# Data shown:
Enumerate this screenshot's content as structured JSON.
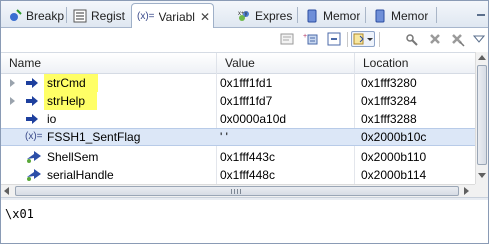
{
  "tabs": [
    {
      "label": "Breakp",
      "icon": "breakpoint-icon",
      "active": false
    },
    {
      "label": "Regist",
      "icon": "registers-icon",
      "active": false
    },
    {
      "label": "Variabl",
      "icon": "variables-icon",
      "icon_text": "(x)=",
      "active": true,
      "close": "✕"
    },
    {
      "label": "Expres",
      "icon": "expressions-icon",
      "active": false
    },
    {
      "label": "Memor",
      "icon": "memory-icon",
      "active": false
    },
    {
      "label": "Memor",
      "icon": "memory-icon",
      "active": false
    }
  ],
  "toolbar": {
    "buttons": [
      "show-type-names-icon",
      "add-global-variables-icon",
      "collapse-all-icon",
      "select-columns-icon",
      "remove-global-icon",
      "remove-all-icon",
      "view-menu-icon"
    ]
  },
  "table": {
    "columns": [
      "Name",
      "Value",
      "Location"
    ],
    "rows": [
      {
        "name": "strCmd",
        "value": "0x1fff1fd1",
        "location": "0x1fff3280",
        "expandable": true,
        "highlighted": true,
        "icon": "pointer-arrow-icon"
      },
      {
        "name": "strHelp",
        "value": "0x1fff1fd7",
        "location": "0x1fff3284",
        "expandable": true,
        "highlighted": true,
        "icon": "pointer-arrow-icon"
      },
      {
        "name": "io",
        "value": "0x0000a10d",
        "location": "0x1fff3288",
        "expandable": false,
        "highlighted": false,
        "icon": "pointer-arrow-icon"
      },
      {
        "name": "FSSH1_SentFlag",
        "value": "' '",
        "location": "0x2000b10c",
        "expandable": false,
        "highlighted": false,
        "selected": true,
        "icon": "global-variable-icon",
        "icon_text": "(x)="
      },
      {
        "name": "ShellSem",
        "value": "0x1fff443c",
        "location": "0x2000b110",
        "expandable": false,
        "highlighted": false,
        "icon": "global-pointer-icon"
      },
      {
        "name": "serialHandle",
        "value": "0x1fff448c",
        "location": "0x2000b114",
        "expandable": false,
        "highlighted": false,
        "icon": "global-pointer-icon"
      }
    ]
  },
  "detail_pane": {
    "text": "\\x01"
  },
  "colors": {
    "highlight": "#ffff66",
    "selected_row": "#dce7f7",
    "arrow_blue": "#1d3f9e"
  }
}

# Exercise:
In the listing above, how many lines include the word "label"? Answer with the number and nothing more.

# Correct answer:
6